===== TEXTAUSZUG
Die einfache Nachahmung arbeitet also gleichsam im
Vorhofe des Stils. Je treuer, sorgfältiger, reiner
sie zu Werke gehet, je ruhiger sie das, was sie erblickt,
empfindet, je gelassener sie es nachahmt, je mehr sie
sich dabei zu denken gewöhnt, das heißt,
je mehr sie das Ähnliche zu vergleichen, das Unähnliche
voneinander abzusondern und einzelne Gegenstände
unter allgemeine Begriffe zu ordnen lernet, desto würdiger
wird sie sich machen, die Schwelle des Heiligtums selbst
zu betreten.
==========
■ **SCHRIFTLICHE AUFGABE 1**
Gib aus den Datensätzen den Abschnitt wortgetreu wieder, der mit der Zeile beginnt, die „window-close-button[interactable]: × <box>1344“ enthält, und mit der Zeile endet, die „492 1353 515</box>“ enthält; beide Zeilen gehören dazu.
Der Textauszug und die Datensätze haben verschiedene Quellen.
===== VERWENDETE DATEN
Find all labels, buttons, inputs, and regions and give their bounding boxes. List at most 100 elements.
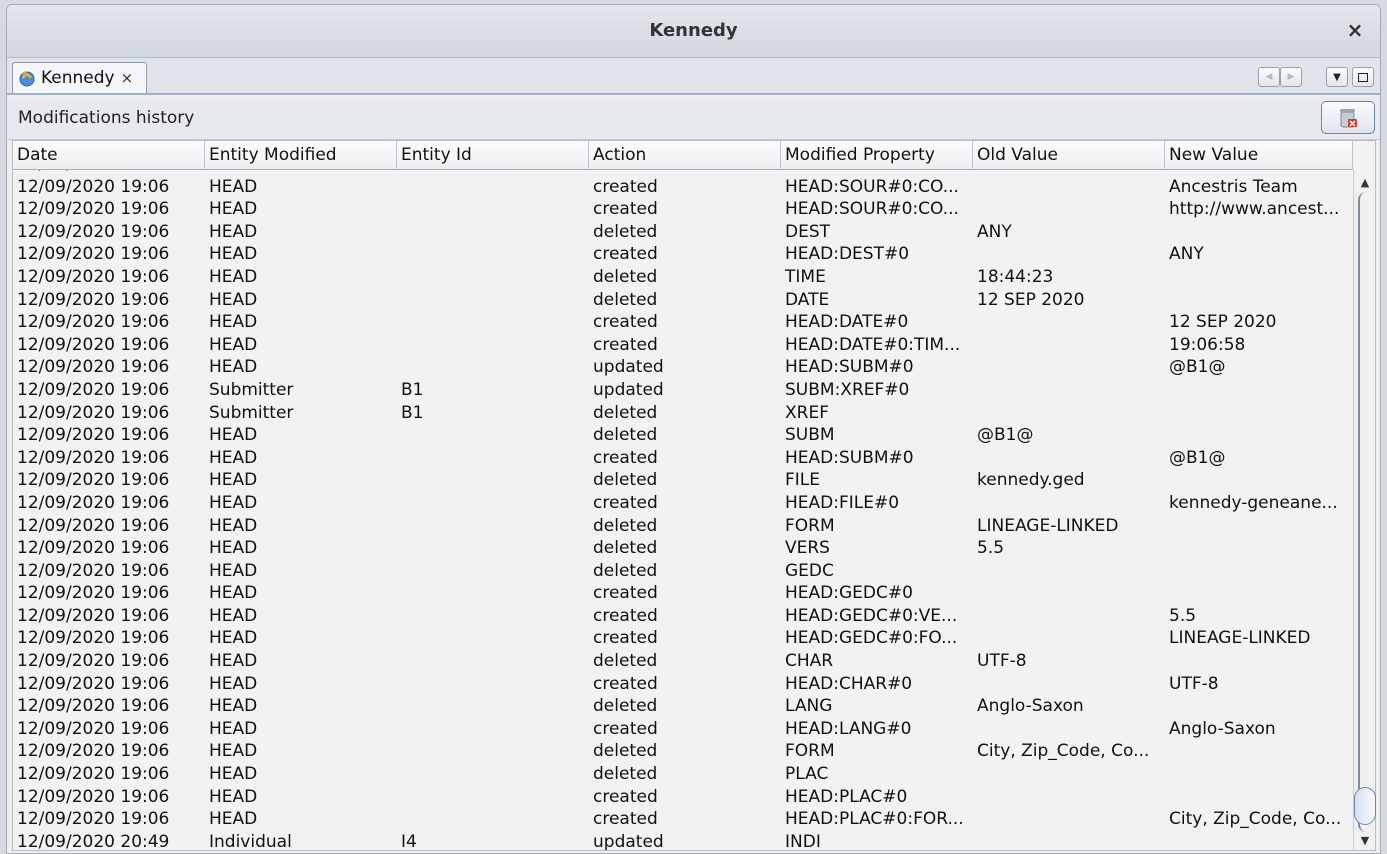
window-close-button[interactable]: × <box>1344 18 1366 42</box>
table-row[interactable]: 12/09/2020 19:06 HEAD deleted DEST ANY <box>13 221 1353 244</box>
table-row[interactable]: 12/09/2020 19:06 HEAD created HEAD:DEST#0 AN… <box>13 243 1353 266</box>
table-row[interactable]: 12/09/2020 19:06 HEAD created HEAD:GEDC#0 <box>13 582 1353 605</box>
table-row[interactable]: 12/09/2020 19:06 HEAD created HEAD:GEDC#0:V… <box>13 605 1353 628</box>
table-row[interactable]: 12/09/2020 19:06 HEAD created HEAD:CHAR#0 UT… <box>13 673 1353 696</box>
table-row[interactable]: 12/09/2020 19:06 HEAD created HEAD:DATE#0 12… <box>13 311 1353 334</box>
window-title: Kennedy <box>649 20 738 41</box>
maximize-icon <box>1358 72 1368 82</box>
cell-action: deleted <box>593 696 658 717</box>
column-header-modified-property[interactable]: Modified Property <box>781 141 973 170</box>
cell-action: deleted <box>593 425 658 446</box>
table-row[interactable]: 12/09/2020 19:06 HEAD created HEAD:FILE#0 ke… <box>13 492 1353 515</box>
scroll-tabs-right-button[interactable]: ▶ <box>1280 67 1302 87</box>
cell-entity-modified: HEAD <box>209 560 258 581</box>
table-row[interactable]: 12/09/2020 19:06 HEAD deleted SUBM @B1@ <box>13 424 1353 447</box>
table-row[interactable]: 12/09/2020 19:06 Submitter B1 deleted XREF <box>13 402 1353 425</box>
cell-entity-modified: HEAD <box>209 176 258 197</box>
cell-modified-property: DATE <box>785 289 830 310</box>
table-row[interactable]: 12/09/2020 19:06 HEAD deleted LANG Anglo-Sax… <box>13 695 1353 718</box>
table-row[interactable]: 12/09/2020 19:06 HEAD deleted GEDC <box>13 560 1353 583</box>
cell-entity-id <box>397 537 589 560</box>
cell-old-value: @B1@ <box>977 425 1034 446</box>
cell-new-value <box>1165 266 1353 289</box>
clear-history-button[interactable] <box>1321 101 1375 134</box>
table-body: 12/09/2020 19:06HEADcreatedHEAD:SOUR#0:N… <box>13 170 1353 850</box>
table-row[interactable]: 12/09/2020 19:06 HEAD deleted FORM City, Zip… <box>13 740 1353 763</box>
table-row[interactable]: 12/09/2020 19:06 HEAD created HEAD:DATE#0:T… <box>13 334 1353 357</box>
cell-new-value <box>1165 831 1353 850</box>
cell-date: 12/09/2020 19:06 <box>17 289 170 310</box>
scroll-tabs-left-button[interactable]: ◀ <box>1258 67 1280 87</box>
cell-new-value <box>1165 469 1353 492</box>
table-row[interactable]: 12/09/2020 19:06 HEAD created HEAD:SOUR#0:C… <box>13 198 1353 221</box>
table-row[interactable]: 12/09/2020 19:06 HEAD deleted DATE 12 SEP 20… <box>13 289 1353 312</box>
cell-new-value <box>1165 763 1353 786</box>
cell-entity-id <box>397 266 589 289</box>
table-row[interactable]: 12/09/2020 19:06 Submitter B1 updated SUBM:X… <box>13 379 1353 402</box>
cell-entity-modified: HEAD <box>209 741 258 762</box>
cell-modified-property: HEAD:GEDC#0 <box>785 583 913 604</box>
cell-entity-modified: HEAD <box>209 696 258 717</box>
cell-date: 12/09/2020 19:06 <box>17 425 170 446</box>
cell-entity-modified: HEAD <box>209 334 258 355</box>
scroll-down-icon[interactable]: ▼ <box>1354 832 1376 850</box>
cell-modified-property: CHAR <box>785 651 834 672</box>
table-row[interactable]: 12/09/2020 19:06 HEAD deleted FILE kennedy.g… <box>13 469 1353 492</box>
table-header: Date Entity Modified Entity Id Action Modifi… <box>13 141 1353 170</box>
cell-new-value: kennedy-geneane... <box>1169 492 1338 513</box>
table-row[interactable]: 12/09/2020 19:06 HEAD deleted TIME 18:44:23 <box>13 266 1353 289</box>
column-header-date[interactable]: Date <box>13 141 205 170</box>
table-row[interactable]: 12/09/2020 19:06 HEAD deleted VERS 5.5 <box>13 537 1353 560</box>
table-row[interactable]: 12/09/2020 19:06 HEAD created HEAD:PLAC#0 <box>13 786 1353 809</box>
cell-modified-property: HEAD:GEDC#0:VE... <box>785 605 958 626</box>
cell-date: 12/09/2020 19:06 <box>17 764 170 785</box>
cell-date: 12/09/2020 19:06 <box>17 379 170 400</box>
scroll-up-icon[interactable]: ▲ <box>1354 174 1376 192</box>
cell-action: updated <box>593 831 664 850</box>
table-row[interactable]: 12/09/2020 19:06 HEAD updated HEAD:SUBM#0 @B… <box>13 356 1353 379</box>
maximize-button[interactable] <box>1352 67 1374 87</box>
table-row[interactable]: 12/09/2020 19:06 HEAD deleted PLAC <box>13 763 1353 786</box>
genealogy-file-icon <box>19 71 35 87</box>
cell-action: created <box>593 673 658 694</box>
cell-date: 12/09/2020 19:06 <box>17 628 170 649</box>
table-row[interactable]: 12/09/2020 19:06 HEAD created HEAD:LANG#0 An… <box>13 718 1353 741</box>
column-header-new-value[interactable]: New Value <box>1165 141 1353 170</box>
tab-close-icon[interactable]: × <box>121 69 134 87</box>
table-row[interactable]: 12/09/2020 19:06 HEAD created HEAD:SOUR#0:C… <box>13 176 1353 199</box>
column-header-entity-id[interactable]: Entity Id <box>397 141 589 170</box>
cell-modified-property: FORM <box>785 515 835 536</box>
cell-old-value <box>973 605 1165 628</box>
cell-modified-property: DEST <box>785 221 831 242</box>
cell-date: 12/09/2020 19:06 <box>17 176 170 197</box>
table-row[interactable]: 12/09/2020 19:06 HEAD created HEAD:GEDC#0:F… <box>13 627 1353 650</box>
table-row[interactable]: 12/09/2020 19:06 HEAD created HEAD:SUBM#0 @B… <box>13 447 1353 470</box>
table-row[interactable]: 12/09/2020 19:06 HEAD created HEAD:PLAC#0:F… <box>13 808 1353 831</box>
table-row[interactable]: 12/09/2020 19:06 HEAD deleted FORM LINEAGE-L… <box>13 515 1353 538</box>
cell-old-value: 18:44:23 <box>977 266 1054 287</box>
tab-list-dropdown-button[interactable]: ▼ <box>1326 67 1348 87</box>
cell-date: 12/09/2020 19:06 <box>17 583 170 604</box>
cell-entity-id: I4 <box>401 831 417 850</box>
cell-old-value <box>973 786 1165 809</box>
table-row[interactable]: 12/09/2020 19:06 HEAD deleted CHAR UTF-8 <box>13 650 1353 673</box>
cell-action: deleted <box>593 289 658 310</box>
cell-entity-modified: HEAD <box>209 538 258 559</box>
cell-entity-id <box>397 515 589 538</box>
cell-old-value <box>973 334 1165 357</box>
cell-entity-modified: HEAD <box>209 492 258 513</box>
table-row[interactable]: 12/09/2020 20:49 Individual I4 updated INDI <box>13 831 1353 850</box>
cell-new-value <box>1165 221 1353 244</box>
column-header-old-value[interactable]: Old Value <box>973 141 1165 170</box>
cell-entity-id: B1 <box>401 379 424 400</box>
column-header-action[interactable]: Action <box>589 141 781 170</box>
tab-kennedy[interactable]: Kennedy × <box>12 62 147 93</box>
vertical-scrollbar[interactable]: ▲ ▼ <box>1353 170 1376 850</box>
scroll-track[interactable] <box>1358 192 1374 832</box>
cell-new-value: City, Zip_Code, Co... <box>1169 809 1342 830</box>
scroll-thumb[interactable] <box>1354 787 1376 825</box>
column-header-entity-modified[interactable]: Entity Modified <box>205 141 397 170</box>
cell-old-value: ANY <box>977 221 1012 242</box>
cell-modified-property: HEAD:CHAR#0 <box>785 673 913 694</box>
cell-new-value <box>1165 515 1353 538</box>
==========
■ **SCHRIFTLICHE AUFGABE 2**
Beantworte zum Textauszug über die Nachahmung:
(a) Wo arbeitet die einfache Nachahmung gleichsam?
(b) Was soll sie mit dem Unähnlichen tun?
(c) Wessen Schwelle wird sie sich würdiger machen zu betreten?

■ **LÖSUNG 1**
window-close-button[interactable]: × <box>1344 18 1366 42</box>
table-row[interactable]: 12/09/2020 19:06 HEAD deleted DEST ANY <box>13 221 1353 244</box>
table-row[interactable]: 12/09/2020 19:06 HEAD created HEAD:DEST#0 AN… <box>13 243 1353 266</box>
table-row[interactable]: 12/09/2020 19:06 HEAD created HEAD:GEDC#0 <box>13 582 1353 605</box>
table-row[interactable]: 12/09/2020 19:06 HEAD created HEAD:GEDC#0:V… <box>13 605 1353 628</box>
table-row[interactable]: 12/09/2020 19:06 HEAD created HEAD:CHAR#0 UT… <box>13 673 1353 696</box>
table-row[interactable]: 12/09/2020 19:06 HEAD created HEAD:DATE#0 12… <box>13 311 1353 334</box>
window-title: Kennedy <box>649 20 738 41</box>
maximize-icon <box>1358 72 1368 82</box>
cell-action: deleted <box>593 696 658 717</box>
column-header-modified-property[interactable]: Modified Property <box>781 141 973 170</box>
cell-action: deleted <box>593 425 658 446</box>
table-row[interactable]: 12/09/2020 19:06 HEAD created HEAD:FILE#0 ke… <box>13 492 1353 515</box>

■ **LÖSUNG 2**
(a) Im Vorhofe des Stils.
(b) Es voneinander absondern.
(c) Die Schwelle des Heiligtums selbst.